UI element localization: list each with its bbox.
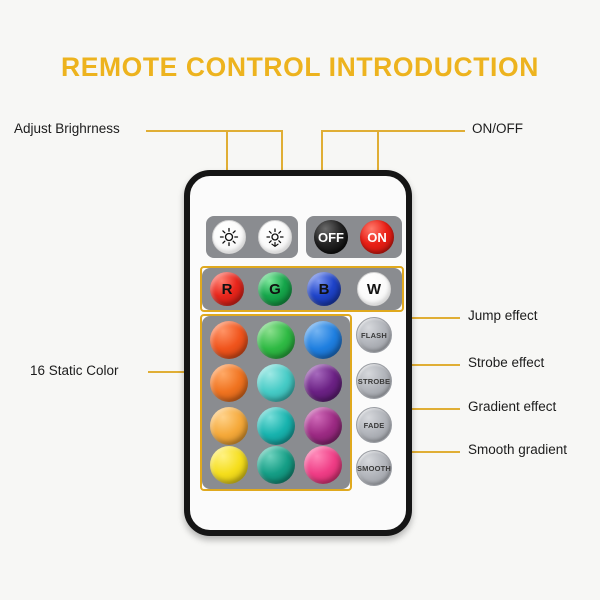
callout-label-adjust-brightness: Adjust Brighrness — [14, 121, 120, 136]
callout-label-smooth-gradient: Smooth gradient — [468, 442, 567, 457]
callout-label-strobe-effect: Strobe effect — [468, 355, 544, 370]
static-color-highlight-ring — [200, 314, 352, 491]
illustration-canvas: REMOTE CONTROL INTRODUCTION Adjust Brigh… — [0, 0, 600, 600]
leader-line-onoff-horizontal — [321, 130, 465, 132]
power-panel: OFF ON — [306, 216, 402, 258]
leader-line-brightness-horizontal — [146, 130, 282, 132]
brightness-panel — [206, 216, 298, 258]
rgbw-highlight-ring — [200, 266, 404, 312]
leader-line-strobe-effect — [408, 364, 460, 366]
leader-line-smooth-gradient — [408, 451, 460, 453]
sun-bright-icon — [219, 227, 239, 247]
flash-button[interactable]: FLASH — [356, 317, 392, 353]
callout-label-jump-effect: Jump effect — [468, 308, 538, 323]
fade-button[interactable]: FADE — [356, 407, 392, 443]
page-title: REMOTE CONTROL INTRODUCTION — [0, 52, 600, 83]
smooth-button[interactable]: SMOOTH — [356, 450, 392, 486]
brightness-down-button[interactable] — [258, 220, 292, 254]
remote-control-device: OFF ON R G B W FLASH S — [184, 170, 412, 536]
callout-label-static-color: 16 Static Color — [30, 363, 119, 378]
off-button[interactable]: OFF — [314, 220, 348, 254]
leader-line-gradient-effect — [408, 408, 460, 410]
callout-label-on-off: ON/OFF — [472, 121, 523, 136]
leader-line-jump-effect — [408, 317, 460, 319]
callout-label-gradient-effect: Gradient effect — [468, 399, 556, 414]
strobe-button[interactable]: STROBE — [356, 363, 392, 399]
on-button[interactable]: ON — [360, 220, 394, 254]
brightness-up-button[interactable] — [212, 220, 246, 254]
sun-dim-icon — [265, 227, 285, 247]
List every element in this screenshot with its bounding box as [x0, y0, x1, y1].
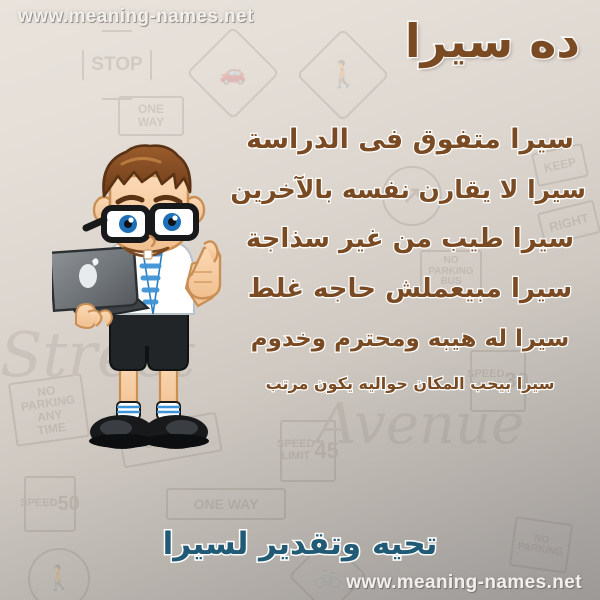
sign-pedestrian-crossing: 🚶 [296, 28, 389, 121]
thumbs-up-hand [186, 241, 220, 306]
sign-speed-50: SPEED50 [24, 476, 76, 532]
trait-line: سيرا طيب من غير سذاجة [234, 224, 586, 254]
trait-line: سيرا لا يقارن نفسه بالآخرين [234, 175, 586, 204]
sign-one-way-bottom: ONE WAY [166, 488, 286, 520]
background-script-avenue: Avenue [316, 392, 524, 457]
page-title: ده سيرا [405, 14, 580, 68]
gray-laptop [52, 247, 148, 320]
sign-slippery-road: 🚗 [186, 26, 279, 119]
sign-stop: STOP [82, 30, 152, 100]
trait-line: سيرا بيحب المكان حواليه يكون مرتب [234, 374, 586, 393]
closing-greeting: تحيه وتقدير لسيرا [0, 526, 600, 562]
trait-line: سيرا له هيبه ومحترم وخدوم [234, 326, 586, 352]
sign-one-way-top: ONEWAY [118, 96, 184, 136]
sign-speed-limit-45: SPEEDLIMIT45 [280, 420, 336, 482]
black-shoes [89, 415, 209, 449]
trait-list: سيرا متفوق فى الدراسة سيرا لا يقارن نفسه… [234, 124, 586, 393]
trait-line: سيرا متفوق فى الدراسة [234, 124, 586, 155]
name-meaning-card: STOP ONEWAY 🚶 🚗 KEEP RIGHT ↗ NO PARKINGB… [0, 0, 600, 600]
trait-line: سيرا مبيعملش حاجه غلط [234, 274, 586, 304]
black-nerd-glasses [86, 206, 196, 240]
watermark-top: www.meaning-names.net [18, 6, 254, 28]
black-shorts [110, 308, 188, 370]
watermark-bottom: www.meaning-names.net [346, 572, 582, 594]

:: What to work on ::
Reproduce the items above with "element" swapped for "component" wherever it occurs, keeping everything else the same. Omit the pictures.

:: Result for this exercise ::
UI component localization: list each with its bbox.
callout-label-adjust-brightness: Adjust Brighrness — [14, 121, 120, 136]
callout-label-smooth-gradient: Smooth gradient — [468, 442, 567, 457]
callout-label-strobe-effect: Strobe effect — [468, 355, 544, 370]
static-color-highlight-ring — [200, 314, 352, 491]
illustration-canvas: REMOTE CONTROL INTRODUCTION Adjust Brigh… — [0, 0, 600, 600]
leader-line-onoff-horizontal — [321, 130, 465, 132]
power-panel: OFF ON — [306, 216, 402, 258]
leader-line-brightness-horizontal — [146, 130, 282, 132]
brightness-panel — [206, 216, 298, 258]
rgbw-highlight-ring — [200, 266, 404, 312]
leader-line-strobe-effect — [408, 364, 460, 366]
leader-line-smooth-gradient — [408, 451, 460, 453]
sun-bright-icon — [219, 227, 239, 247]
flash-button[interactable]: FLASH — [356, 317, 392, 353]
callout-label-jump-effect: Jump effect — [468, 308, 538, 323]
fade-button[interactable]: FADE — [356, 407, 392, 443]
page-title: REMOTE CONTROL INTRODUCTION — [0, 52, 600, 83]
smooth-button[interactable]: SMOOTH — [356, 450, 392, 486]
brightness-down-button[interactable] — [258, 220, 292, 254]
remote-control-device: OFF ON R G B W FLASH S — [184, 170, 412, 536]
callout-label-static-color: 16 Static Color — [30, 363, 119, 378]
off-button[interactable]: OFF — [314, 220, 348, 254]
leader-line-gradient-effect — [408, 408, 460, 410]
callout-label-on-off: ON/OFF — [472, 121, 523, 136]
leader-line-jump-effect — [408, 317, 460, 319]
callout-label-gradient-effect: Gradient effect — [468, 399, 556, 414]
strobe-button[interactable]: STROBE — [356, 363, 392, 399]
on-button[interactable]: ON — [360, 220, 394, 254]
brightness-up-button[interactable] — [212, 220, 246, 254]
sun-dim-icon — [265, 227, 285, 247]
List every component in this screenshot with its bounding box as [x0, y0, x1, y1].
sign-pedestrian-crossing: 🚶 [296, 28, 389, 121]
thumbs-up-hand [186, 241, 220, 306]
sign-speed-50: SPEED50 [24, 476, 76, 532]
trait-line: سيرا طيب من غير سذاجة [234, 224, 586, 254]
trait-line: سيرا لا يقارن نفسه بالآخرين [234, 175, 586, 204]
sign-one-way-bottom: ONE WAY [166, 488, 286, 520]
background-script-avenue: Avenue [316, 392, 524, 457]
page-title: ده سيرا [405, 14, 580, 68]
gray-laptop [52, 247, 148, 320]
sign-slippery-road: 🚗 [186, 26, 279, 119]
sign-stop: STOP [82, 30, 152, 100]
trait-line: سيرا بيحب المكان حواليه يكون مرتب [234, 374, 586, 393]
closing-greeting: تحيه وتقدير لسيرا [0, 526, 600, 562]
trait-line: سيرا له هيبه ومحترم وخدوم [234, 326, 586, 352]
sign-one-way-top: ONEWAY [118, 96, 184, 136]
sign-speed-limit-45: SPEEDLIMIT45 [280, 420, 336, 482]
black-shoes [89, 415, 209, 449]
trait-list: سيرا متفوق فى الدراسة سيرا لا يقارن نفسه… [234, 124, 586, 393]
trait-line: سيرا متفوق فى الدراسة [234, 124, 586, 155]
name-meaning-card: STOP ONEWAY 🚶 🚗 KEEP RIGHT ↗ NO PARKINGB… [0, 0, 600, 600]
trait-line: سيرا مبيعملش حاجه غلط [234, 274, 586, 304]
black-nerd-glasses [86, 206, 196, 240]
watermark-top: www.meaning-names.net [18, 6, 254, 28]
black-shorts [110, 308, 188, 370]
watermark-bottom: www.meaning-names.net [346, 572, 582, 594]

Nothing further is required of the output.